* _DATA FOR THE TASK_:

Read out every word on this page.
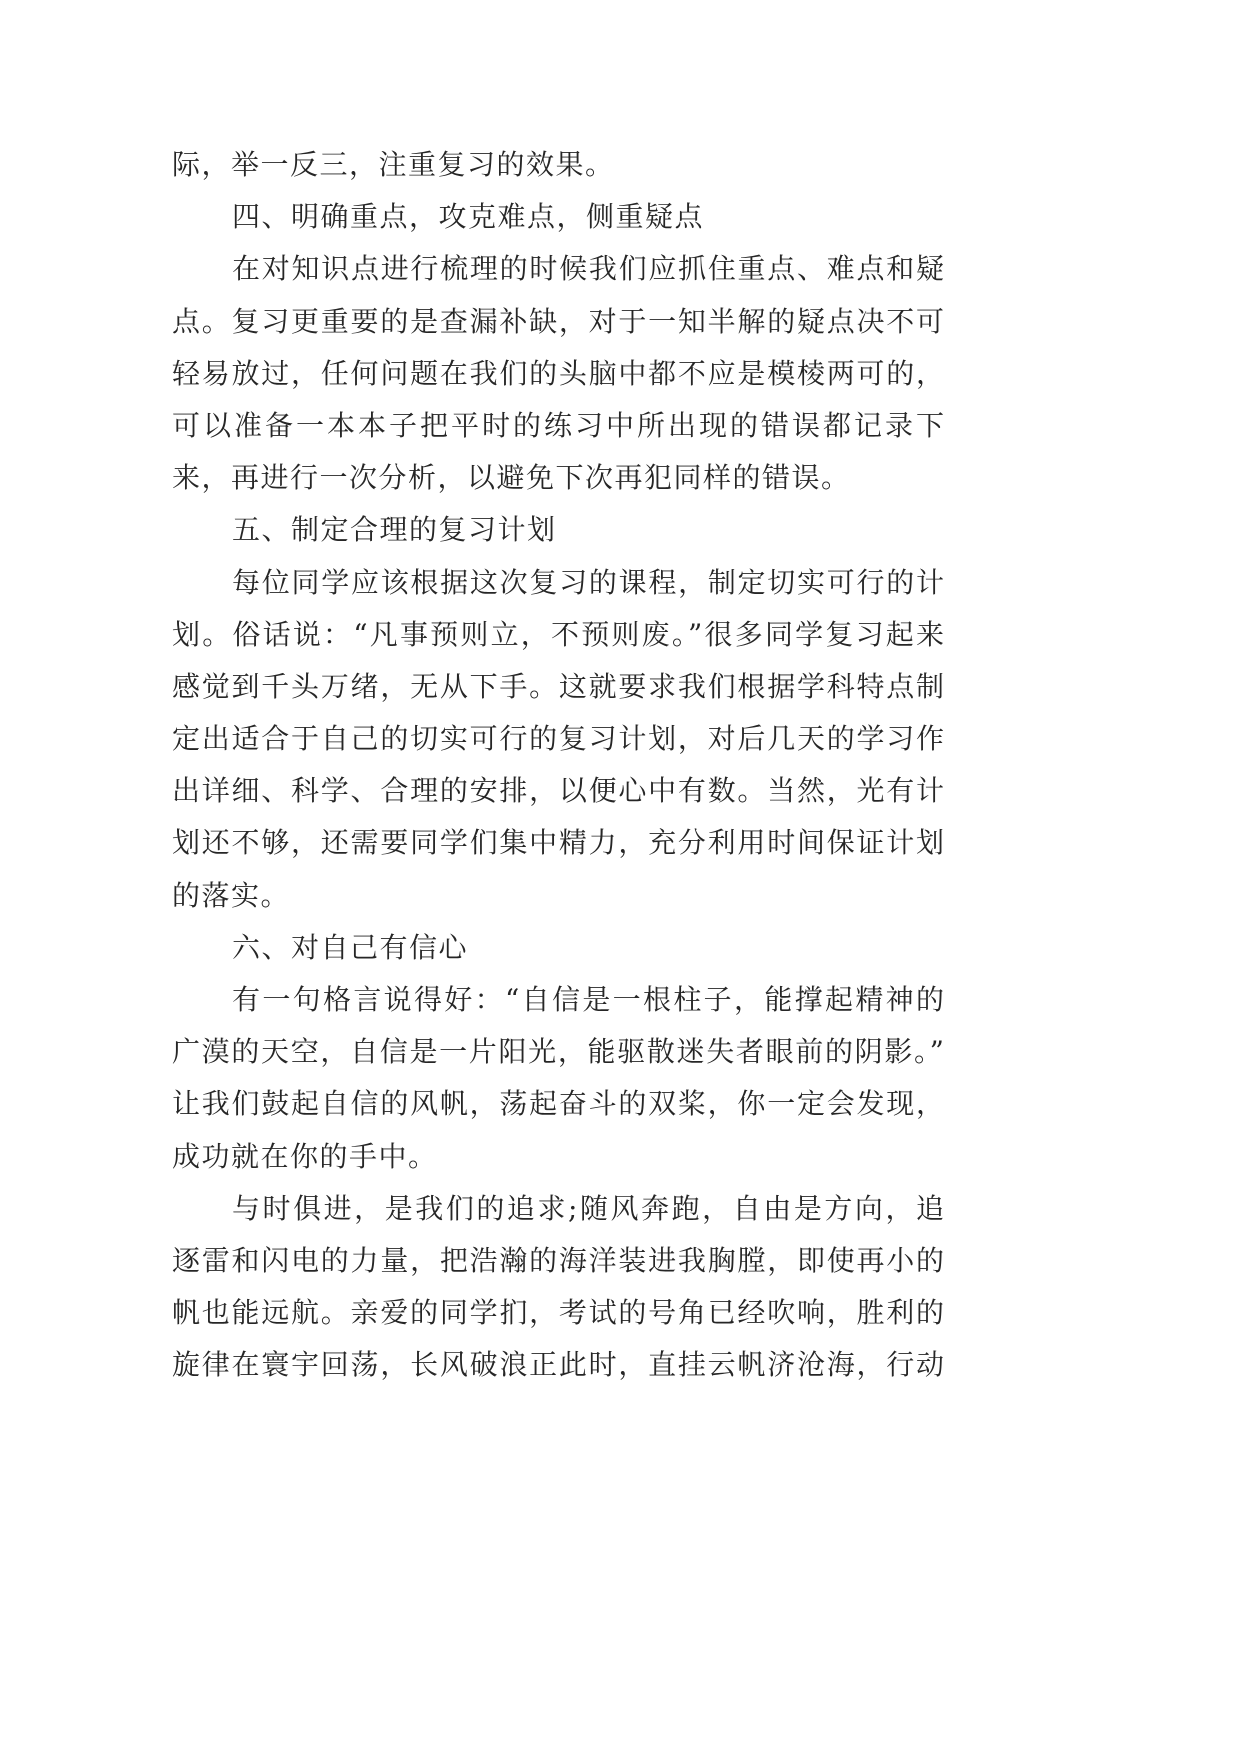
际，举一反三，注重复习的效果。
四、明确重点，攻克难点，侧重疑点
在对知识点进行梳理的时候我们应抓住重点、难点和疑
点。复习更重要的是查漏补缺，对于一知半解的疑点决不可
轻易放过，任何问题在我们的头脑中都不应是模棱两可的，
可以准备一本本子把平时的练习中所出现的错误都记录下
来，再进行一次分析，以避免下次再犯同样的错误。
五、制定合理的复习计划
每位同学应该根据这次复习的课程，制定切实可行的计
划。俗话说：“凡事预则立，不预则废。”很多同学复习起来
感觉到千头万绪，无从下手。这就要求我们根据学科特点制
定出适合于自己的切实可行的复习计划，对后几天的学习作
出详细、科学、合理的安排，以便心中有数。当然，光有计
划还不够，还需要同学们集中精力，充分利用时间保证计划
的落实。
六、对自己有信心
有一句格言说得好：“自信是一根柱子，能撑起精神的
广漠的天空，自信是一片阳光，能驱散迷失者眼前的阴影。”
让我们鼓起自信的风帆，荡起奋斗的双桨，你一定会发现，
成功就在你的手中。
与时俱进，是我们的追求;随风奔跑，自由是方向，追
逐雷和闪电的力量，把浩瀚的海洋装进我胸膛，即使再小的
帆也能远航。亲爱的同学扪，考试的号角已经吹响，胜利的
旋律在寰宇回荡，长风破浪正此时，直挂云帆济沧海，行动
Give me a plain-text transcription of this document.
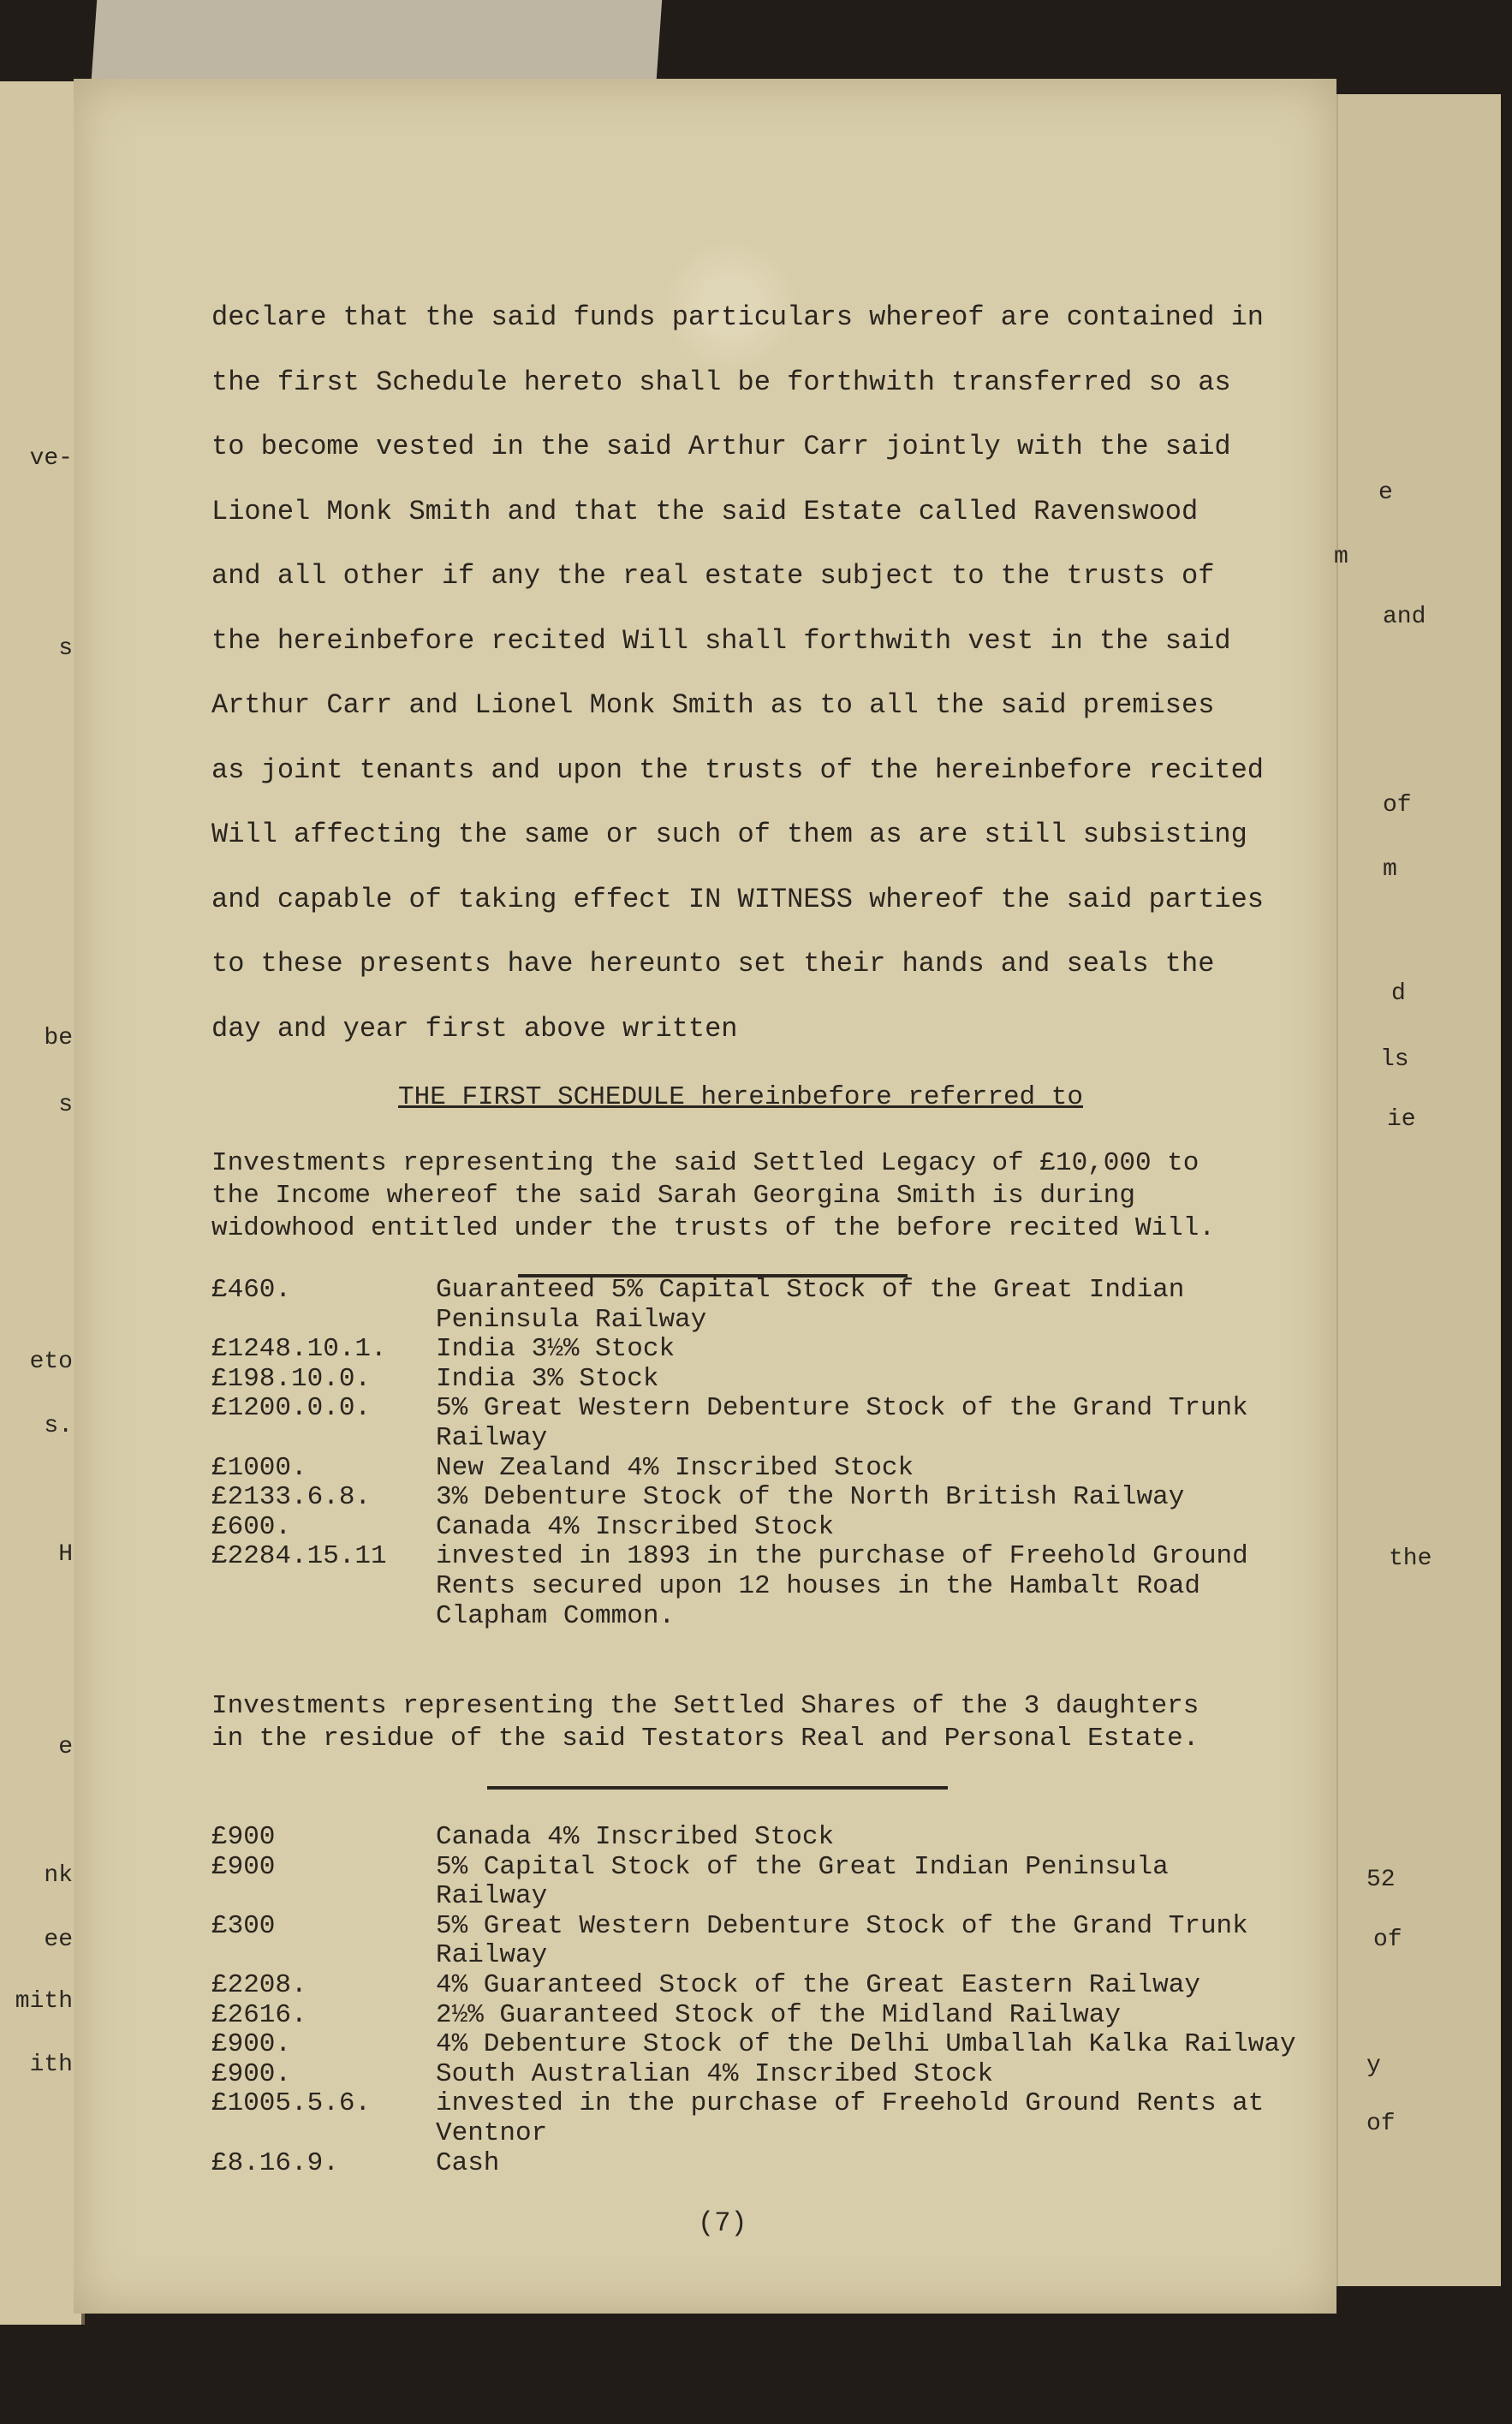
ve-
s
be
s
eto
s.
H
e
nk
ee
mith
ith
e
m
and
of
m
d
ls
ie
the
52
of
y
of
declare that the said funds particulars whereof are contained in
the first Schedule hereto shall be forthwith transferred so as
to become vested in the said Arthur Carr jointly with the said
Lionel Monk Smith and that the said Estate called Ravenswood
and all other if any the real estate subject to the trusts of
the hereinbefore recited Will shall forthwith vest in the said
Arthur Carr and Lionel Monk Smith as to all the said premises
as joint tenants and upon the trusts of the hereinbefore recited
Will affecting the same or such of them as are still subsisting
and capable of taking effect IN WITNESS whereof the said parties
to these presents have hereunto set their hands and seals the
day and year first above written
THE FIRST SCHEDULE hereinbefore referred to
Investments representing the said Settled Legacy of £10,000 to
the Income whereof the said Sarah Georgina Smith is during
widowhood entitled under the trusts of the before recited Will.
£460.	Guaranteed 5% Capital Stock of the Great Indian
Peninsula Railway
£1248.10.1.	India 3½% Stock
£198.10.0.	India 3% Stock
£1200.0.0.	5% Great Western Debenture Stock of the Grand Trunk
Railway
£1000.	New Zealand 4% Inscribed Stock
£2133.6.8.	3% Debenture Stock of the North British Railway
£600.	Canada 4% Inscribed Stock
£2284.15.11	invested in 1893 in the purchase of Freehold Ground
Rents secured upon 12 houses in the Hambalt Road
Clapham Common.
Investments representing the Settled Shares of the 3 daughters
in the residue of the said Testators Real and Personal Estate.
£900	Canada 4% Inscribed Stock
£900	5% Capital Stock of the Great Indian Peninsula
Railway
£300	5% Great Western Debenture Stock of the Grand Trunk
Railway
£2208.	4% Guaranteed Stock of the Great Eastern Railway
£2616.	2½% Guaranteed Stock of the Midland Railway
£900.	4% Debenture Stock of the Delhi Umballah Kalka Railway
£900.	South Australian 4% Inscribed Stock
£1005.5.6.	invested in the purchase of Freehold Ground Rents at
Ventnor
£8.16.9.	Cash
(7)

* _STATED GOAL_:
Copy exactly the lines from the one containing "Give me a plain-text" through the last line of the records above, including both, and omit every picture.

* _FINISHED TASK_:
Give me a plain-text transcription of this document.
ve-
s
be
s
eto
s.
H
e
nk
ee
mith
ith
e
m
and
of
m
d
ls
ie
the
52
of
y
of
declare that the said funds particulars whereof are contained in
the first Schedule hereto shall be forthwith transferred so as
to become vested in the said Arthur Carr jointly with the said
Lionel Monk Smith and that the said Estate called Ravenswood
and all other if any the real estate subject to the trusts of
the hereinbefore recited Will shall forthwith vest in the said
Arthur Carr and Lionel Monk Smith as to all the said premises
as joint tenants and upon the trusts of the hereinbefore recited
Will affecting the same or such of them as are still subsisting
and capable of taking effect IN WITNESS whereof the said parties
to these presents have hereunto set their hands and seals the
day and year first above written
THE FIRST SCHEDULE hereinbefore referred to
Investments representing the said Settled Legacy of £10,000 to
the Income whereof the said Sarah Georgina Smith is during
widowhood entitled under the trusts of the before recited Will.
£460.	Guaranteed 5% Capital Stock of the Great Indian
Peninsula Railway
£1248.10.1.	India 3½% Stock
£198.10.0.	India 3% Stock
£1200.0.0.	5% Great Western Debenture Stock of the Grand Trunk
Railway
£1000.	New Zealand 4% Inscribed Stock
£2133.6.8.	3% Debenture Stock of the North British Railway
£600.	Canada 4% Inscribed Stock
£2284.15.11	invested in 1893 in the purchase of Freehold Ground
Rents secured upon 12 houses in the Hambalt Road
Clapham Common.
Investments representing the Settled Shares of the 3 daughters
in the residue of the said Testators Real and Personal Estate.
£900	Canada 4% Inscribed Stock
£900	5% Capital Stock of the Great Indian Peninsula
Railway
£300	5% Great Western Debenture Stock of the Grand Trunk
Railway
£2208.	4% Guaranteed Stock of the Great Eastern Railway
£2616.	2½% Guaranteed Stock of the Midland Railway
£900.	4% Debenture Stock of the Delhi Umballah Kalka Railway
£900.	South Australian 4% Inscribed Stock
£1005.5.6.	invested in the purchase of Freehold Ground Rents at
Ventnor
£8.16.9.	Cash
(7)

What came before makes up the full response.